• [What is required]: From the entries below, gather each line containing the word "siempre".

• [Supplied records]:
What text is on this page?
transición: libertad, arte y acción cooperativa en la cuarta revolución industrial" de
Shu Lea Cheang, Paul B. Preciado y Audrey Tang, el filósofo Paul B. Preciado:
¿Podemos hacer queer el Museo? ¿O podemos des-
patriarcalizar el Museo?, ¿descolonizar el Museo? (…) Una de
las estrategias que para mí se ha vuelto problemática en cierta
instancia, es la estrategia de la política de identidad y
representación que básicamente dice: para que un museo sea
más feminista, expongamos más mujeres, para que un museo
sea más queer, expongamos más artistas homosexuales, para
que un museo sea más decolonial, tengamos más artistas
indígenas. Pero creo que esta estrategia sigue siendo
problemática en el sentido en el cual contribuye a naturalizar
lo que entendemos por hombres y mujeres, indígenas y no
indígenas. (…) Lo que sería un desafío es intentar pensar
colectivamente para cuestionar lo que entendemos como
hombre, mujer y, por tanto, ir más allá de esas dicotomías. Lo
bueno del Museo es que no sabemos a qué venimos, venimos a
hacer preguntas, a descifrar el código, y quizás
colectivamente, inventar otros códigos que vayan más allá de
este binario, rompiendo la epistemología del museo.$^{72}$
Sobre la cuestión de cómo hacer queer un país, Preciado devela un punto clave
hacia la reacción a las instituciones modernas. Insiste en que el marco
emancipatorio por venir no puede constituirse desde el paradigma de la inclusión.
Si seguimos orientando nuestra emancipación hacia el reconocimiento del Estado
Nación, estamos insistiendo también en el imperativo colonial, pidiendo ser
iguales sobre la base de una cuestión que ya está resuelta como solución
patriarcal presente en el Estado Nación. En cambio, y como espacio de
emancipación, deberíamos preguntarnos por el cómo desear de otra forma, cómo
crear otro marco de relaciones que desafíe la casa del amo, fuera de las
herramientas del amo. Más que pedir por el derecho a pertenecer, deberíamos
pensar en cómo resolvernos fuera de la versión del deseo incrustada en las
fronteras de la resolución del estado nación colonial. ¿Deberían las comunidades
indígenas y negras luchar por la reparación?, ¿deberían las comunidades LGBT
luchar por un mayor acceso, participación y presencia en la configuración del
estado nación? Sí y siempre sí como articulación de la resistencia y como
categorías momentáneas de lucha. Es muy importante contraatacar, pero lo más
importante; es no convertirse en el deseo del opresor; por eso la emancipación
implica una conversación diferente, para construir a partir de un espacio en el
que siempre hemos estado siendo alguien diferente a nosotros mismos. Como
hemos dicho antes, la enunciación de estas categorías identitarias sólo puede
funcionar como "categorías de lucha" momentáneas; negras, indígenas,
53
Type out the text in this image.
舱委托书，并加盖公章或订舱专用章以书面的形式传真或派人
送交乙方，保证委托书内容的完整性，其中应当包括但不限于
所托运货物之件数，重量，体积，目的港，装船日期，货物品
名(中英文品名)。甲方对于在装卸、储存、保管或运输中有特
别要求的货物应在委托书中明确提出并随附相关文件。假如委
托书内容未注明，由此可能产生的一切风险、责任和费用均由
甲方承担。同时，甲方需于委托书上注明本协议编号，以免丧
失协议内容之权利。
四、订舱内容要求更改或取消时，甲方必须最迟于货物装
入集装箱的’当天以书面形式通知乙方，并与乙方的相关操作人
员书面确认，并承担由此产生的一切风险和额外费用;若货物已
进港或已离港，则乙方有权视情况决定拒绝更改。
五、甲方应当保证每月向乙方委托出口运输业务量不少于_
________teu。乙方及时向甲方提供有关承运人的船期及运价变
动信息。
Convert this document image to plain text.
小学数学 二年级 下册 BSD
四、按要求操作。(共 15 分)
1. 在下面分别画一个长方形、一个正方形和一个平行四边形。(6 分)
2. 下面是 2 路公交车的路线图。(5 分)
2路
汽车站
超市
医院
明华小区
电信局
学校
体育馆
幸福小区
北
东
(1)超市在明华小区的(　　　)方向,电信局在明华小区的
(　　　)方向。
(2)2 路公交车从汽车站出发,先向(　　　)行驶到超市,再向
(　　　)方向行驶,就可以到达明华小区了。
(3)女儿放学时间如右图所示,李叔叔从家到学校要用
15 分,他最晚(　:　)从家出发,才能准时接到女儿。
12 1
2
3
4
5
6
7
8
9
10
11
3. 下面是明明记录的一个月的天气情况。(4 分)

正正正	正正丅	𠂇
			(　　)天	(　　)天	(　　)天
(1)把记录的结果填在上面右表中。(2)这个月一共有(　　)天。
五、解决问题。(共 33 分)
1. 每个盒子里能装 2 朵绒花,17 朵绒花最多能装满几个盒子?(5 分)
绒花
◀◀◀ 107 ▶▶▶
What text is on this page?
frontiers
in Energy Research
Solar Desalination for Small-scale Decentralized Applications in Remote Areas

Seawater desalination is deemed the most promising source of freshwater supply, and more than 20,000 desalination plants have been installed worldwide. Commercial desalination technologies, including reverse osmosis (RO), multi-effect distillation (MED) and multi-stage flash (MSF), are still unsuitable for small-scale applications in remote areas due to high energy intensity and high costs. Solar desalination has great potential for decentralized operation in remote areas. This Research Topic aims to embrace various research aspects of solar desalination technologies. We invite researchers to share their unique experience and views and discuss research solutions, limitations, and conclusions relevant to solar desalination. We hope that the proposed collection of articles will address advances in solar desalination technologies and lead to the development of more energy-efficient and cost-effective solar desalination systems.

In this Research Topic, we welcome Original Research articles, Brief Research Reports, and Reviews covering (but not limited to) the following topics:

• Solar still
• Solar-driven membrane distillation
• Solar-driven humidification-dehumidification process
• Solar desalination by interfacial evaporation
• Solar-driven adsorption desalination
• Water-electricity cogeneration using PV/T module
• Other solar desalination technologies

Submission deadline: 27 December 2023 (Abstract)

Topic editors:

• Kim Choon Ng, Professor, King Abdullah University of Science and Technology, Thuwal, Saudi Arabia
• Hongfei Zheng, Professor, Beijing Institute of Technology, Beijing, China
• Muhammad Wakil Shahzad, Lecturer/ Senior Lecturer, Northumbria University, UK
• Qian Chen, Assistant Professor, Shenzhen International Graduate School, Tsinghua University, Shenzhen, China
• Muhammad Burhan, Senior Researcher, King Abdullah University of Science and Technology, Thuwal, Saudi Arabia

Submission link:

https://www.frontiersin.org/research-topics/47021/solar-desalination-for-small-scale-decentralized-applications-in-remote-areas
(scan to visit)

• [Expected answer]:
estado nación? Sí y siempre sí como articulación de la resistencia y como
que siempre hemos estado siendo alguien diferente a nosotros mismos. Como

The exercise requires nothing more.